---- Exercise materials

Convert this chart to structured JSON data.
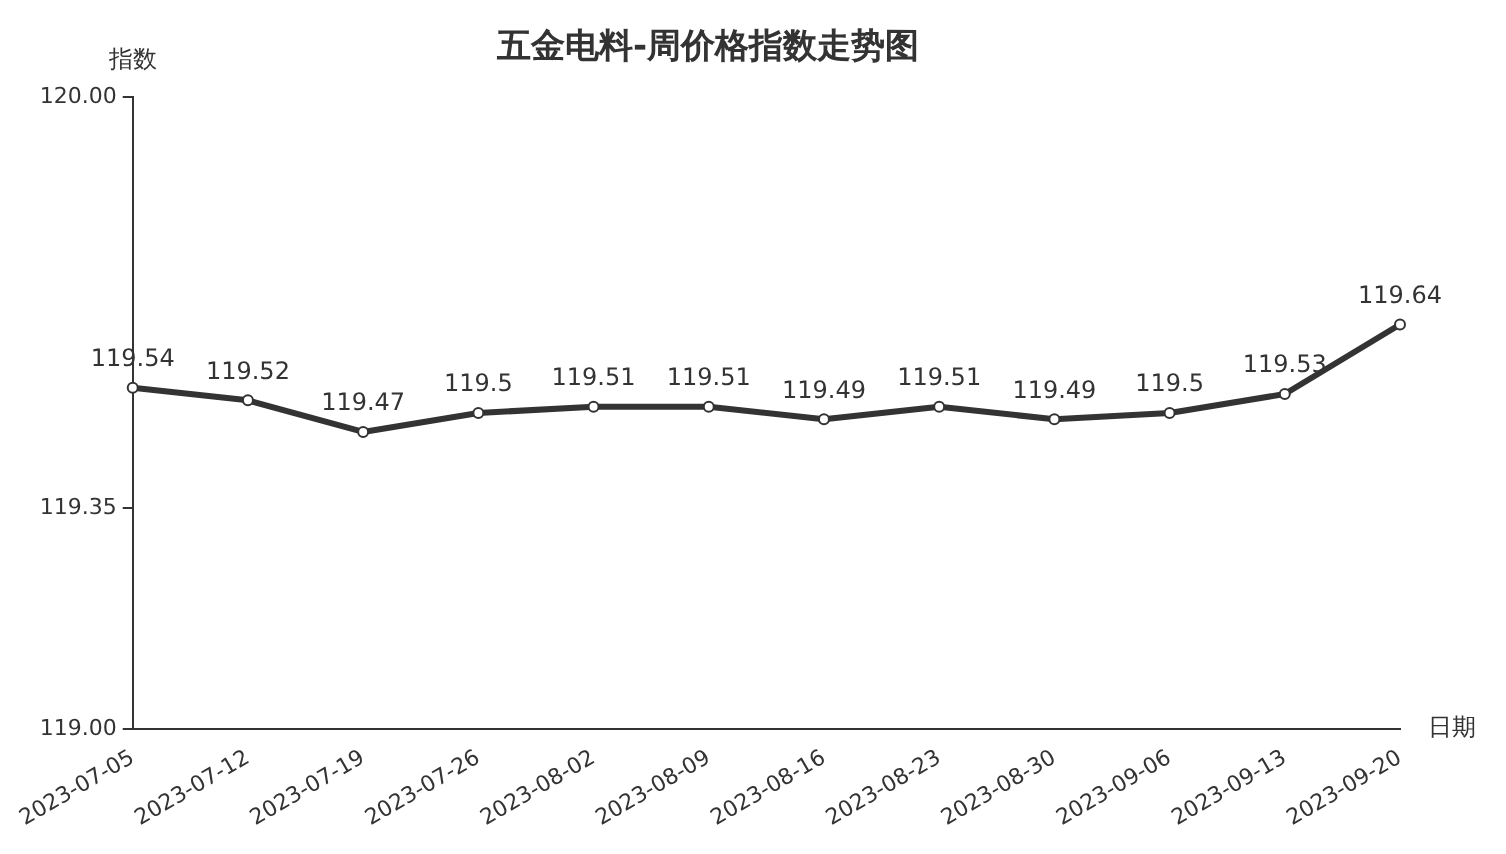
{
  "chart_data": {
    "type": "line",
    "title": "五金电料-周价格指数走势图",
    "xlabel": "日期",
    "ylabel": "指数",
    "categories": [
      "2023-07-05",
      "2023-07-12",
      "2023-07-19",
      "2023-07-26",
      "2023-08-02",
      "2023-08-09",
      "2023-08-16",
      "2023-08-23",
      "2023-08-30",
      "2023-09-06",
      "2023-09-13",
      "2023-09-20"
    ],
    "series": [
      {
        "color": "#333333",
        "values": [
          119.54,
          119.52,
          119.47,
          119.5,
          119.51,
          119.51,
          119.49,
          119.51,
          119.49,
          119.5,
          119.53,
          119.64
        ]
      }
    ],
    "ylim": [
      119,
      120
    ],
    "yticks": [
      {
        "value": 119,
        "label": "119.00"
      },
      {
        "value": 119.35,
        "label": "119.35"
      },
      {
        "value": 120,
        "label": "120.00"
      }
    ],
    "grid": false,
    "legend": false,
    "marker": "circle",
    "line_style": "solid",
    "data_labels": true
  }
}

--------

Print the complete listing exactly, apart from any pictures.

Right answer ::
Convert this chart to structured JSON data.
{
  "chart_data": {
    "type": "line",
    "title": "五金电料-周价格指数走势图",
    "xlabel": "日期",
    "ylabel": "指数",
    "categories": [
      "2023-07-05",
      "2023-07-12",
      "2023-07-19",
      "2023-07-26",
      "2023-08-02",
      "2023-08-09",
      "2023-08-16",
      "2023-08-23",
      "2023-08-30",
      "2023-09-06",
      "2023-09-13",
      "2023-09-20"
    ],
    "series": [
      {
        "color": "#333333",
        "values": [
          119.54,
          119.52,
          119.47,
          119.5,
          119.51,
          119.51,
          119.49,
          119.51,
          119.49,
          119.5,
          119.53,
          119.64
        ]
      }
    ],
    "ylim": [
      119,
      120
    ],
    "yticks": [
      {
        "value": 119,
        "label": "119.00"
      },
      {
        "value": 119.35,
        "label": "119.35"
      },
      {
        "value": 120,
        "label": "120.00"
      }
    ],
    "grid": false,
    "legend": false,
    "marker": "circle",
    "line_style": "solid",
    "data_labels": true
  }
}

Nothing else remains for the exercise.